---------- Given entries ----------
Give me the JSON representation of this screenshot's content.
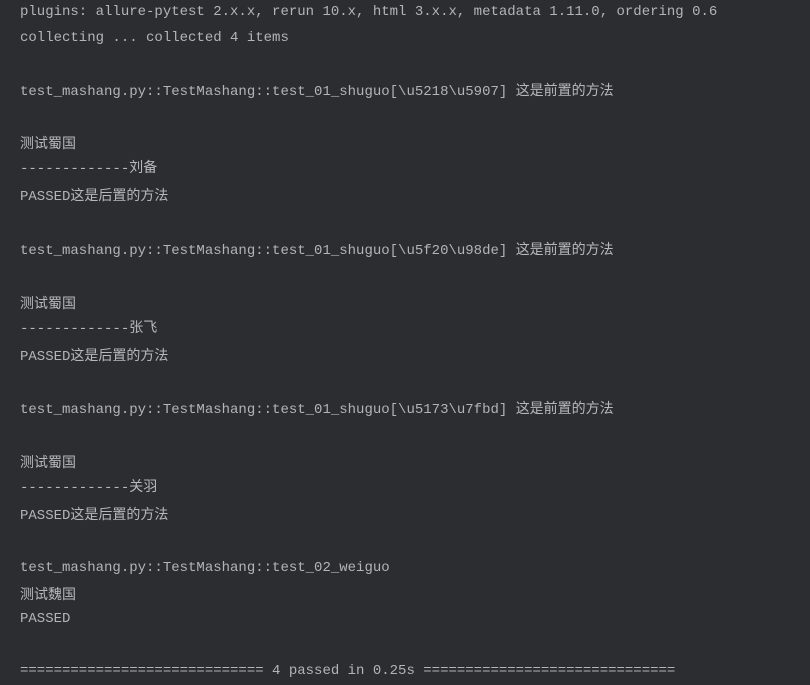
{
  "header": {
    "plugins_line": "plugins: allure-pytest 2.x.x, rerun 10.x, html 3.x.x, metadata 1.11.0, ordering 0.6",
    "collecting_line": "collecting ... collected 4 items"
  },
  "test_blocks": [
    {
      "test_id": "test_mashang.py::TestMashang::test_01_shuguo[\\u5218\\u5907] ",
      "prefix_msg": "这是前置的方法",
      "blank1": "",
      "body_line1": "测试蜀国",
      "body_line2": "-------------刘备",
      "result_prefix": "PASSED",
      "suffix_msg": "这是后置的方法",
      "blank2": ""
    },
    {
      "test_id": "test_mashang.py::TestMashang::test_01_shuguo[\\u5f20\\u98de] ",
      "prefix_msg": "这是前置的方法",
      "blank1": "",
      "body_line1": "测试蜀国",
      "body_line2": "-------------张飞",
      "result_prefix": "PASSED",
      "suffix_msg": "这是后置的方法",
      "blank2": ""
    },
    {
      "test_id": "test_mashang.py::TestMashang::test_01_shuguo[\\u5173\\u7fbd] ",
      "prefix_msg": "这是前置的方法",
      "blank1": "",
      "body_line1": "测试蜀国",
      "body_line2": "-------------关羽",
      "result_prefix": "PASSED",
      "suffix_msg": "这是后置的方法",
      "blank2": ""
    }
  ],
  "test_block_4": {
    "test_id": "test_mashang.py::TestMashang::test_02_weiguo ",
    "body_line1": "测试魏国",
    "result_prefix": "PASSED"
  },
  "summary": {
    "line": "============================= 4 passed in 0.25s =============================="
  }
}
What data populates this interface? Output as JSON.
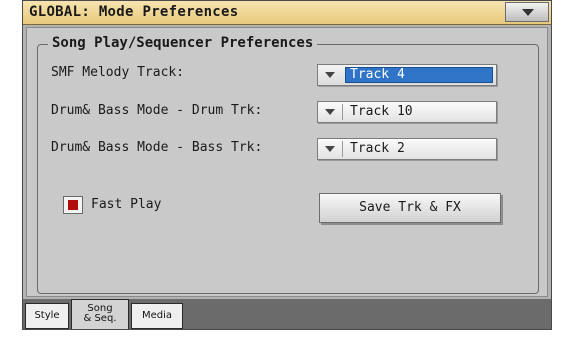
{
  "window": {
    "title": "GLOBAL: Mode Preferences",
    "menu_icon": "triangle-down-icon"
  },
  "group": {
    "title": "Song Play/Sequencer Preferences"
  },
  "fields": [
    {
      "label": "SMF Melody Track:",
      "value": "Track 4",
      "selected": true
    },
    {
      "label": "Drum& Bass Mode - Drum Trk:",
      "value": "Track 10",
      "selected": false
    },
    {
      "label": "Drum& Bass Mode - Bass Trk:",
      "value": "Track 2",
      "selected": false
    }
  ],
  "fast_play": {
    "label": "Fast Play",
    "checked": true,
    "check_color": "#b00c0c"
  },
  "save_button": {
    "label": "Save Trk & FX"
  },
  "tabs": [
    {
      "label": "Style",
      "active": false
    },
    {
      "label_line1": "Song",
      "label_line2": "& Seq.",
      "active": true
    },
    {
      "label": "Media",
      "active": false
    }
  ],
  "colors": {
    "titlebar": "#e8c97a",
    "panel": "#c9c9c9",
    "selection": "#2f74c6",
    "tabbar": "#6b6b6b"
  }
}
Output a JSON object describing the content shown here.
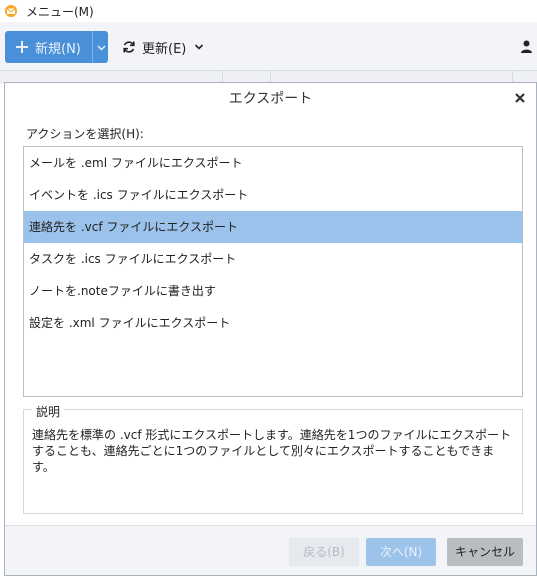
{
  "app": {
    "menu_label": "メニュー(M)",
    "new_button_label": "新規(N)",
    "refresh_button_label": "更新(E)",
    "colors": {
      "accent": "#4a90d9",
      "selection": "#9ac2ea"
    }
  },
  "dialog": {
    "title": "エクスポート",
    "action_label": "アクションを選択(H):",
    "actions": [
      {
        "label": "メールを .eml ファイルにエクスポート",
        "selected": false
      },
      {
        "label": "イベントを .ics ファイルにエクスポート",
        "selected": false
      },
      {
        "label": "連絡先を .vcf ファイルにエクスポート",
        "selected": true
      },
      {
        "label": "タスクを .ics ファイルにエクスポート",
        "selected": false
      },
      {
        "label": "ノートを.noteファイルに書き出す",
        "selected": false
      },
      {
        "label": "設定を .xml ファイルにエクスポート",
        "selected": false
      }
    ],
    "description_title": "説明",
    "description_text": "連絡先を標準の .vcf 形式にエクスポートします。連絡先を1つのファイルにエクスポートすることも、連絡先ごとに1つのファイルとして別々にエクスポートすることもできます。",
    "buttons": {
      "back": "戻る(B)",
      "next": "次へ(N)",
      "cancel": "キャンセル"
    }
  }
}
----------
◆ Stated problem
The records above need to be restated word for word, with the pictures left out.

◆ Final result
Give me the JSON representation of this screenshot's content.
{
  "header": {
    "plugins_line": "plugins: allure-pytest 2.x.x, rerun 10.x, html 3.x.x, metadata 1.11.0, ordering 0.6",
    "collecting_line": "collecting ... collected 4 items"
  },
  "test_blocks": [
    {
      "test_id": "test_mashang.py::TestMashang::test_01_shuguo[\\u5218\\u5907] ",
      "prefix_msg": "这是前置的方法",
      "blank1": "",
      "body_line1": "测试蜀国",
      "body_line2": "-------------刘备",
      "result_prefix": "PASSED",
      "suffix_msg": "这是后置的方法",
      "blank2": ""
    },
    {
      "test_id": "test_mashang.py::TestMashang::test_01_shuguo[\\u5f20\\u98de] ",
      "prefix_msg": "这是前置的方法",
      "blank1": "",
      "body_line1": "测试蜀国",
      "body_line2": "-------------张飞",
      "result_prefix": "PASSED",
      "suffix_msg": "这是后置的方法",
      "blank2": ""
    },
    {
      "test_id": "test_mashang.py::TestMashang::test_01_shuguo[\\u5173\\u7fbd] ",
      "prefix_msg": "这是前置的方法",
      "blank1": "",
      "body_line1": "测试蜀国",
      "body_line2": "-------------关羽",
      "result_prefix": "PASSED",
      "suffix_msg": "这是后置的方法",
      "blank2": ""
    }
  ],
  "test_block_4": {
    "test_id": "test_mashang.py::TestMashang::test_02_weiguo ",
    "body_line1": "测试魏国",
    "result_prefix": "PASSED"
  },
  "summary": {
    "line": "============================= 4 passed in 0.25s =============================="
  }
}
What data populates this interface? Output as JSON.
{
  "window": {
    "title": "GLOBAL: Mode Preferences",
    "menu_icon": "triangle-down-icon"
  },
  "group": {
    "title": "Song Play/Sequencer Preferences"
  },
  "fields": [
    {
      "label": "SMF Melody Track:",
      "value": "Track 4",
      "selected": true
    },
    {
      "label": "Drum& Bass Mode - Drum Trk:",
      "value": "Track 10",
      "selected": false
    },
    {
      "label": "Drum& Bass Mode - Bass Trk:",
      "value": "Track 2",
      "selected": false
    }
  ],
  "fast_play": {
    "label": "Fast Play",
    "checked": true,
    "check_color": "#b00c0c"
  },
  "save_button": {
    "label": "Save Trk & FX"
  },
  "tabs": [
    {
      "label": "Style",
      "active": false
    },
    {
      "label_line1": "Song",
      "label_line2": "& Seq.",
      "active": true
    },
    {
      "label": "Media",
      "active": false
    }
  ],
  "colors": {
    "titlebar": "#e8c97a",
    "panel": "#c9c9c9",
    "selection": "#2f74c6",
    "tabbar": "#6b6b6b"
  }
}
Output a JSON object describing the content shown here.
{
  "app": {
    "menu_label": "メニュー(M)",
    "new_button_label": "新規(N)",
    "refresh_button_label": "更新(E)",
    "colors": {
      "accent": "#4a90d9",
      "selection": "#9ac2ea"
    }
  },
  "dialog": {
    "title": "エクスポート",
    "action_label": "アクションを選択(H):",
    "actions": [
      {
        "label": "メールを .eml ファイルにエクスポート",
        "selected": false
      },
      {
        "label": "イベントを .ics ファイルにエクスポート",
        "selected": false
      },
      {
        "label": "連絡先を .vcf ファイルにエクスポート",
        "selected": true
      },
      {
        "label": "タスクを .ics ファイルにエクスポート",
        "selected": false
      },
      {
        "label": "ノートを.noteファイルに書き出す",
        "selected": false
      },
      {
        "label": "設定を .xml ファイルにエクスポート",
        "selected": false
      }
    ],
    "description_title": "説明",
    "description_text": "連絡先を標準の .vcf 形式にエクスポートします。連絡先を1つのファイルにエクスポートすることも、連絡先ごとに1つのファイルとして別々にエクスポートすることもできます。",
    "buttons": {
      "back": "戻る(B)",
      "next": "次へ(N)",
      "cancel": "キャンセル"
    }
  }
}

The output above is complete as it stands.